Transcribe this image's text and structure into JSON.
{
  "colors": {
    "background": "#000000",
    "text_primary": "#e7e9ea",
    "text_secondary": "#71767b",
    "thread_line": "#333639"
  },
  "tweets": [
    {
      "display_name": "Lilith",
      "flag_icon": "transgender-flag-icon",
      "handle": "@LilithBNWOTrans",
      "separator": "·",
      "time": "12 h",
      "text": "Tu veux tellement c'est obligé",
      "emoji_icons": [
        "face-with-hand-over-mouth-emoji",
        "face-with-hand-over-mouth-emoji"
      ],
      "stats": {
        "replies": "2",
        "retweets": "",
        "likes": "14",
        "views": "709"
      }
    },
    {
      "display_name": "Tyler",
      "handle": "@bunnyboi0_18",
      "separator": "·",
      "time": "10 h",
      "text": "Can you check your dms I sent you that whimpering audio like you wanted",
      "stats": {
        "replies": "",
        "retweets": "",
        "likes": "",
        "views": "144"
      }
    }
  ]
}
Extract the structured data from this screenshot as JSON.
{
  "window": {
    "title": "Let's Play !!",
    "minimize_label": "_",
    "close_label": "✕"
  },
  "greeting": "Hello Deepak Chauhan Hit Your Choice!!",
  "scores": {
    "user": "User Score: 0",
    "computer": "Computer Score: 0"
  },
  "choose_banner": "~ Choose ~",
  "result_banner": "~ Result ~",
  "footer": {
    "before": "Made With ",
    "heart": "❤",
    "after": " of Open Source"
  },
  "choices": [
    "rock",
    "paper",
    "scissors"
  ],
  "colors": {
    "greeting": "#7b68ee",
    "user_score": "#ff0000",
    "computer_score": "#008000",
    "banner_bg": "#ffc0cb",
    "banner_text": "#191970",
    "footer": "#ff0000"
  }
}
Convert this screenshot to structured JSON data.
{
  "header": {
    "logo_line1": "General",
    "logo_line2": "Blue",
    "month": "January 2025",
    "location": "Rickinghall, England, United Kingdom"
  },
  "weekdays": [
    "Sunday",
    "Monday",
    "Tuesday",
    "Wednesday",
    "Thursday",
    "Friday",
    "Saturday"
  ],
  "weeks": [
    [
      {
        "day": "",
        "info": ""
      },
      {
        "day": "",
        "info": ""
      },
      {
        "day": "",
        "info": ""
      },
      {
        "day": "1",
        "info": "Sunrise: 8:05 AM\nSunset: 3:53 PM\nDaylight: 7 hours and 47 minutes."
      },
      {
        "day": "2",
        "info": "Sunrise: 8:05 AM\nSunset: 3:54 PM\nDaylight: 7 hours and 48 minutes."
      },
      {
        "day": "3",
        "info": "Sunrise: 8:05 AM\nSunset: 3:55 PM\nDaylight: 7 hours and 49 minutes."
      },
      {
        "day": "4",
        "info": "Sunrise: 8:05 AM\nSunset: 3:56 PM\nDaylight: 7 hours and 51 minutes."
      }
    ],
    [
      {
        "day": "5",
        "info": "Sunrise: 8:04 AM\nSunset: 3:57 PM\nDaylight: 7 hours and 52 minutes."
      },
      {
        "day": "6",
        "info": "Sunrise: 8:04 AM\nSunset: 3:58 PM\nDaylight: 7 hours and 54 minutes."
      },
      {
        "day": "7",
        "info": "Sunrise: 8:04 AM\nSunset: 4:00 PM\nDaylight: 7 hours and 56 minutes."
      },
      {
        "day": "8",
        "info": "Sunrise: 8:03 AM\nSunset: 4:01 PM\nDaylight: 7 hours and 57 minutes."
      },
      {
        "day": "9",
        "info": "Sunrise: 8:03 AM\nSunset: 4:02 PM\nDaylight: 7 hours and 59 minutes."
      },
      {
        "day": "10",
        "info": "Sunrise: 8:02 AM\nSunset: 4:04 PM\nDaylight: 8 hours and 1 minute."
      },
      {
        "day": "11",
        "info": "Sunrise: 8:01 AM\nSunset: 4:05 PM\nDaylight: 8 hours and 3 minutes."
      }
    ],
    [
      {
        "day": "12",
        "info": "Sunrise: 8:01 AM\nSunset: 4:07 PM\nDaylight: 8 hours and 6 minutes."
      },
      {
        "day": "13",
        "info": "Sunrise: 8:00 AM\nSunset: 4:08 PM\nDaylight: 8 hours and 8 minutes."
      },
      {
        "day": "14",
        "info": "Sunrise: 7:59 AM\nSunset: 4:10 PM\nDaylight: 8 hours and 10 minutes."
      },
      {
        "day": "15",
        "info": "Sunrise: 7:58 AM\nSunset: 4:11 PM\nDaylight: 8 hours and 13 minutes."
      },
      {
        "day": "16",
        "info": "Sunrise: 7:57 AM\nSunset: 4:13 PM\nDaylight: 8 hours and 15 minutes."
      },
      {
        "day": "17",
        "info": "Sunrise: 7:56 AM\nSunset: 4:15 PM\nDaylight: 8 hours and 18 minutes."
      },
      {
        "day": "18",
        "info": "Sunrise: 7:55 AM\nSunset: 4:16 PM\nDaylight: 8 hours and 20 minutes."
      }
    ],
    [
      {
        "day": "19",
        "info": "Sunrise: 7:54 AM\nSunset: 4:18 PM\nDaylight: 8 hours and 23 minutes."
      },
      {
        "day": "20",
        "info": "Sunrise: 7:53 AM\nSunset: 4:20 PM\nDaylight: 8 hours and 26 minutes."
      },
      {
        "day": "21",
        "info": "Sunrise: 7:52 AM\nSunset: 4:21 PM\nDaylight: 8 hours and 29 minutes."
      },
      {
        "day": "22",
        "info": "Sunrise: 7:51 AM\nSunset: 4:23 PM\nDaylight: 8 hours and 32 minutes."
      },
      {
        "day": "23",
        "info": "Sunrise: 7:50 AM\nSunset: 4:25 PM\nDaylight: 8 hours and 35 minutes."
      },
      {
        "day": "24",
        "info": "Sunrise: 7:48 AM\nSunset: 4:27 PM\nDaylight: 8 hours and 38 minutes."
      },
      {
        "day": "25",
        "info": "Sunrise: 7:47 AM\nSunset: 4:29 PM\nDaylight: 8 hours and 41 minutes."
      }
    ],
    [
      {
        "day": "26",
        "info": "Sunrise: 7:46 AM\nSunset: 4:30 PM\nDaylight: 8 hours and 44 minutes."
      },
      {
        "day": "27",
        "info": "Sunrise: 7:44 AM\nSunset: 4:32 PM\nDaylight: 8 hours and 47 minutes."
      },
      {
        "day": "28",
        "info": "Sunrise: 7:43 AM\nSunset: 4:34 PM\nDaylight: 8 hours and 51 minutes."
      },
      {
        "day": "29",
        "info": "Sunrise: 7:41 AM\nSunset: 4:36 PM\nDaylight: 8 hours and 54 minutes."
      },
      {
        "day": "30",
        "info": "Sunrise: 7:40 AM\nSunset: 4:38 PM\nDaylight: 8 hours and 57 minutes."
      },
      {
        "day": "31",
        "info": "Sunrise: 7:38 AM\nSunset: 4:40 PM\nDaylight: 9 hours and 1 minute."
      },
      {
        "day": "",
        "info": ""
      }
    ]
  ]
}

== EXERCISE TASK ==
Transcribe all of the lines in the records precisely.

== EXERCISE SOLUTION ==
Transcribe this image's text and structure into JSON.
{
  "colors": {
    "background": "#000000",
    "text_primary": "#e7e9ea",
    "text_secondary": "#71767b",
    "thread_line": "#333639"
  },
  "tweets": [
    {
      "display_name": "Lilith",
      "flag_icon": "transgender-flag-icon",
      "handle": "@LilithBNWOTrans",
      "separator": "·",
      "time": "12 h",
      "text": "Tu veux tellement c'est obligé",
      "emoji_icons": [
        "face-with-hand-over-mouth-emoji",
        "face-with-hand-over-mouth-emoji"
      ],
      "stats": {
        "replies": "2",
        "retweets": "",
        "likes": "14",
        "views": "709"
      }
    },
    {
      "display_name": "Tyler",
      "handle": "@bunnyboi0_18",
      "separator": "·",
      "time": "10 h",
      "text": "Can you check your dms I sent you that whimpering audio like you wanted",
      "stats": {
        "replies": "",
        "retweets": "",
        "likes": "",
        "views": "144"
      }
    }
  ]
}
Extract the structured data from this screenshot as JSON.
{
  "window": {
    "title": "Let's Play !!",
    "minimize_label": "_",
    "close_label": "✕"
  },
  "greeting": "Hello Deepak Chauhan Hit Your Choice!!",
  "scores": {
    "user": "User Score: 0",
    "computer": "Computer Score: 0"
  },
  "choose_banner": "~ Choose ~",
  "result_banner": "~ Result ~",
  "footer": {
    "before": "Made With ",
    "heart": "❤",
    "after": " of Open Source"
  },
  "choices": [
    "rock",
    "paper",
    "scissors"
  ],
  "colors": {
    "greeting": "#7b68ee",
    "user_score": "#ff0000",
    "computer_score": "#008000",
    "banner_bg": "#ffc0cb",
    "banner_text": "#191970",
    "footer": "#ff0000"
  }
}
Convert this screenshot to structured JSON data.
{
  "header": {
    "logo_line1": "General",
    "logo_line2": "Blue",
    "month": "January 2025",
    "location": "Rickinghall, England, United Kingdom"
  },
  "weekdays": [
    "Sunday",
    "Monday",
    "Tuesday",
    "Wednesday",
    "Thursday",
    "Friday",
    "Saturday"
  ],
  "weeks": [
    [
      {
        "day": "",
        "info": ""
      },
      {
        "day": "",
        "info": ""
      },
      {
        "day": "",
        "info": ""
      },
      {
        "day": "1",
        "info": "Sunrise: 8:05 AM\nSunset: 3:53 PM\nDaylight: 7 hours and 47 minutes."
      },
      {
        "day": "2",
        "info": "Sunrise: 8:05 AM\nSunset: 3:54 PM\nDaylight: 7 hours and 48 minutes."
      },
      {
        "day": "3",
        "info": "Sunrise: 8:05 AM\nSunset: 3:55 PM\nDaylight: 7 hours and 49 minutes."
      },
      {
        "day": "4",
        "info": "Sunrise: 8:05 AM\nSunset: 3:56 PM\nDaylight: 7 hours and 51 minutes."
      }
    ],
    [
      {
        "day": "5",
        "info": "Sunrise: 8:04 AM\nSunset: 3:57 PM\nDaylight: 7 hours and 52 minutes."
      },
      {
        "day": "6",
        "info": "Sunrise: 8:04 AM\nSunset: 3:58 PM\nDaylight: 7 hours and 54 minutes."
      },
      {
        "day": "7",
        "info": "Sunrise: 8:04 AM\nSunset: 4:00 PM\nDaylight: 7 hours and 56 minutes."
      },
      {
        "day": "8",
        "info": "Sunrise: 8:03 AM\nSunset: 4:01 PM\nDaylight: 7 hours and 57 minutes."
      },
      {
        "day": "9",
        "info": "Sunrise: 8:03 AM\nSunset: 4:02 PM\nDaylight: 7 hours and 59 minutes."
      },
      {
        "day": "10",
        "info": "Sunrise: 8:02 AM\nSunset: 4:04 PM\nDaylight: 8 hours and 1 minute."
      },
      {
        "day": "11",
        "info": "Sunrise: 8:01 AM\nSunset: 4:05 PM\nDaylight: 8 hours and 3 minutes."
      }
    ],
    [
      {
        "day": "12",
        "info": "Sunrise: 8:01 AM\nSunset: 4:07 PM\nDaylight: 8 hours and 6 minutes."
      },
      {
        "day": "13",
        "info": "Sunrise: 8:00 AM\nSunset: 4:08 PM\nDaylight: 8 hours and 8 minutes."
      },
      {
        "day": "14",
        "info": "Sunrise: 7:59 AM\nSunset: 4:10 PM\nDaylight: 8 hours and 10 minutes."
      },
      {
        "day": "15",
        "info": "Sunrise: 7:58 AM\nSunset: 4:11 PM\nDaylight: 8 hours and 13 minutes."
      },
      {
        "day": "16",
        "info": "Sunrise: 7:57 AM\nSunset: 4:13 PM\nDaylight: 8 hours and 15 minutes."
      },
      {
        "day": "17",
        "info": "Sunrise: 7:56 AM\nSunset: 4:15 PM\nDaylight: 8 hours and 18 minutes."
      },
      {
        "day": "18",
        "info": "Sunrise: 7:55 AM\nSunset: 4:16 PM\nDaylight: 8 hours and 20 minutes."
      }
    ],
    [
      {
        "day": "19",
        "info": "Sunrise: 7:54 AM\nSunset: 4:18 PM\nDaylight: 8 hours and 23 minutes."
      },
      {
        "day": "20",
        "info": "Sunrise: 7:53 AM\nSunset: 4:20 PM\nDaylight: 8 hours and 26 minutes."
      },
      {
        "day": "21",
        "info": "Sunrise: 7:52 AM\nSunset: 4:21 PM\nDaylight: 8 hours and 29 minutes."
      },
      {
        "day": "22",
        "info": "Sunrise: 7:51 AM\nSunset: 4:23 PM\nDaylight: 8 hours and 32 minutes."
      },
      {
        "day": "23",
        "info": "Sunrise: 7:50 AM\nSunset: 4:25 PM\nDaylight: 8 hours and 35 minutes."
      },
      {
        "day": "24",
        "info": "Sunrise: 7:48 AM\nSunset: 4:27 PM\nDaylight: 8 hours and 38 minutes."
      },
      {
        "day": "25",
        "info": "Sunrise: 7:47 AM\nSunset: 4:29 PM\nDaylight: 8 hours and 41 minutes."
      }
    ],
    [
      {
        "day": "26",
        "info": "Sunrise: 7:46 AM\nSunset: 4:30 PM\nDaylight: 8 hours and 44 minutes."
      },
      {
        "day": "27",
        "info": "Sunrise: 7:44 AM\nSunset: 4:32 PM\nDaylight: 8 hours and 47 minutes."
      },
      {
        "day": "28",
        "info": "Sunrise: 7:43 AM\nSunset: 4:34 PM\nDaylight: 8 hours and 51 minutes."
      },
      {
        "day": "29",
        "info": "Sunrise: 7:41 AM\nSunset: 4:36 PM\nDaylight: 8 hours and 54 minutes."
      },
      {
        "day": "30",
        "info": "Sunrise: 7:40 AM\nSunset: 4:38 PM\nDaylight: 8 hours and 57 minutes."
      },
      {
        "day": "31",
        "info": "Sunrise: 7:38 AM\nSunset: 4:40 PM\nDaylight: 9 hours and 1 minute."
      },
      {
        "day": "",
        "info": ""
      }
    ]
  ]
}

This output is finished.